Hunt for the word "JSON" across the entries below, copying each line that holds it.
'''
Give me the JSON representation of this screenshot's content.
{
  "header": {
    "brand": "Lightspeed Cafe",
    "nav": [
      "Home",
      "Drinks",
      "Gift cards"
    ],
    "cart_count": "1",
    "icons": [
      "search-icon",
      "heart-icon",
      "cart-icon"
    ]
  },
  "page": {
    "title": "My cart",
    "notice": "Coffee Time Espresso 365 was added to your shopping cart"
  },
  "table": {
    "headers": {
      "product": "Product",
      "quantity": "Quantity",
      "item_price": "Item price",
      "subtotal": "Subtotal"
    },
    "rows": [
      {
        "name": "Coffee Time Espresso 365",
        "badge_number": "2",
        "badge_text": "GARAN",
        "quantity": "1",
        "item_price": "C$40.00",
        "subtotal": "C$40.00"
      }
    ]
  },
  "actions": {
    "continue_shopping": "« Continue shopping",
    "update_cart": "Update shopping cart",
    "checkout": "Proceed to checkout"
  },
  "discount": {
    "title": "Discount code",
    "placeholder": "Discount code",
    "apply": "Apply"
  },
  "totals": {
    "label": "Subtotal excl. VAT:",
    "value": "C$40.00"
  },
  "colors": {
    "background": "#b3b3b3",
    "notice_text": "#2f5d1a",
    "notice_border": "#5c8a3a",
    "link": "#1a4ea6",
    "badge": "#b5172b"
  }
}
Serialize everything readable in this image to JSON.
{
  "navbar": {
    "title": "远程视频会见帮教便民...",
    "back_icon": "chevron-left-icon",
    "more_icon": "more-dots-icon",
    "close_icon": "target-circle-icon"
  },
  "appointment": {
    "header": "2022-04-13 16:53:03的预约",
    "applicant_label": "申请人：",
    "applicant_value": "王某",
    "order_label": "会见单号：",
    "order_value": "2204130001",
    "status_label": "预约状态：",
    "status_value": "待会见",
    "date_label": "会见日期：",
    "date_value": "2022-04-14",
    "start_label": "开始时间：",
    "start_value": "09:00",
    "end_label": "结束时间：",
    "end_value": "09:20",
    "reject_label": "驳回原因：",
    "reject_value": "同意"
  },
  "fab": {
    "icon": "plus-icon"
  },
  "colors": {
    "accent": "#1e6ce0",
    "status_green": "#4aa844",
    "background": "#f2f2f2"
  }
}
'''
Complete answer:
Give me the JSON representation of this screenshot's content.
Serialize everything readable in this image to JSON.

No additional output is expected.